# 所给文本
喵喵爱编程

这个屌丝很懒，什么也没留下！

热门标签

（13-3-02）服装推荐系统：数据集处理——数据清洗_推荐系统coat数据集

作者：喵喵爱编程 | 2024-07-05 05:18:10

踩

推荐系统coat数据集

12.5.2 数据清洗

在经过前面的初步分析之后，可能会发现数据集中存在噪声、缺失值、异常值等问题。为了确保数据的质量和一致性，你需要进行数据清洗。编写文件data_cleaning.ipynb实现数据清洗功能，具体实现流程如下所示。

（1）加载数据集文件，使用给定的文件路径配置信息构建完整的文件路径，以便后续对相应文件进行读取和处理操作。对应的实现代码如下所示：


categorical_column = lambda x: ('NONE' if pd.isna(x) or len(x) == 0 else 'NONE' if x =='None' else x)
 
df_customer = pd.read_csv(CUSTOMER_MASTER_TABLE,
                          converters = 
                                      {                                      
                                       'fashion_news_frequency': categorical_column   
                                      },
                          usecols = ['customer_id', 'FN', 'Active', 'club_member_status','fashion_news_frequency', 'age'],
                          dtype = 
                                  {
                                    'club_member_status': 'category'                                   
                                  }                          
                         )
 
 
df_customer.FN.fillna(0, inplace = True)
df_customer.FN = df_customer.FN.astype(bool)
 
df_customer.Active.fillna(0, inplace = True)
df_customer.Active = df_customer.Active.astype(bool)
 
df_customer.rename(columns = {'FN':'subscribe_fashion_newsletter','Active':'active'}, inplace = True)
df_customer['fashion_news_frequency'] = df_customer['fashion_news_frequency'].astype('category')
 
df_customer.customer_id = df_customer.customer_id.apply(lambda x: int(x[-16:],16) ).astype('int64')
df_customer.head()

（2）读取名为CUSTOMER_MASTER_TABLE的CSV文件，并将特定列进行数据类型转换、重命名和填充缺失值。最后，打印输出df_customer的前几行数据。对应的实现代码如下所示：


categorical_column = lambda x: ('NONE' if pd.isna(x) or len(x) == 0 else 'NONE' if x =='None' else x)
 
df_customer = pd.read_csv(CUSTOMER_MASTER_TABLE,
                          converters =
                                      {                                      
                                       'fashion_news_frequency': categorical_column   
                                      },
 
                         usecols = ['customer_id', 'FN', 'Active', 'club_member_status','fashion_news_frequency', 'age'],
                          dtype =
                                  {
 
                                    'club_member_status': 'category'                                   
                                  }                          
                         )

# 练习要求
**A)** 在这篇讲数据清洗的文章里，实现数据清洗功能需要编写哪个文件？
**B)** 把下面的整份清单改写一遍，其中每个"interactable"都替换成"clickable"，其余内容一律不动。

(元素边界记录)
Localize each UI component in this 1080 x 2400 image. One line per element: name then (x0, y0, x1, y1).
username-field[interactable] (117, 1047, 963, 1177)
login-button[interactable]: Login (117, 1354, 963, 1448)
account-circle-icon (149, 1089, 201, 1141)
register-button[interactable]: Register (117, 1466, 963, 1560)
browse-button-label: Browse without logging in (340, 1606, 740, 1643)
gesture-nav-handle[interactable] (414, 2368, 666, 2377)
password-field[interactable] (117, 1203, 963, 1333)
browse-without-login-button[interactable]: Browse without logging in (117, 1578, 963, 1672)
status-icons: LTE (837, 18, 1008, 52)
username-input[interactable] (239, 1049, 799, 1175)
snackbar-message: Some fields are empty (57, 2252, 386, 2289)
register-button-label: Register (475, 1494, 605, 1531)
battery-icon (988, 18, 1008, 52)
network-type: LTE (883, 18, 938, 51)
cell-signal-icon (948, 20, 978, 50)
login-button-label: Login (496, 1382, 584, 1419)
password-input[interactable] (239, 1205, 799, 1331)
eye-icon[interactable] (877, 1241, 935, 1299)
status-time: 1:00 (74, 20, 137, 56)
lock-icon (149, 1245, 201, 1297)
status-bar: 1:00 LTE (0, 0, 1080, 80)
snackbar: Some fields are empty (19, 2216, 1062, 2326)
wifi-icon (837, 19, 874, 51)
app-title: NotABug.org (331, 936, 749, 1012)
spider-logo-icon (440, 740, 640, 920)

# 任务结果
**A)** data_cleaning.ipynb

**B)**
Localize each UI component in this 1080 x 2400 image. One line per element: name then (x0, y0, x1, y1).
username-field[clickable] (117, 1047, 963, 1177)
login-button[clickable]: Login (117, 1354, 963, 1448)
account-circle-icon (149, 1089, 201, 1141)
register-button[clickable]: Register (117, 1466, 963, 1560)
browse-button-label: Browse without logging in (340, 1606, 740, 1643)
gesture-nav-handle[clickable] (414, 2368, 666, 2377)
password-field[clickable] (117, 1203, 963, 1333)
browse-without-login-button[clickable]: Browse without logging in (117, 1578, 963, 1672)
status-icons: LTE (837, 18, 1008, 52)
username-input[clickable] (239, 1049, 799, 1175)
snackbar-message: Some fields are empty (57, 2252, 386, 2289)
register-button-label: Register (475, 1494, 605, 1531)
battery-icon (988, 18, 1008, 52)
network-type: LTE (883, 18, 938, 51)
cell-signal-icon (948, 20, 978, 50)
login-button-label: Login (496, 1382, 584, 1419)
password-input[clickable] (239, 1205, 799, 1331)
eye-icon[clickable] (877, 1241, 935, 1299)
status-time: 1:00 (74, 20, 137, 56)
lock-icon (149, 1245, 201, 1297)
status-bar: 1:00 LTE (0, 0, 1080, 80)
snackbar: Some fields are empty (19, 2216, 1062, 2326)
wifi-icon (837, 19, 874, 51)
app-title: NotABug.org (331, 936, 749, 1012)
spider-logo-icon (440, 740, 640, 920)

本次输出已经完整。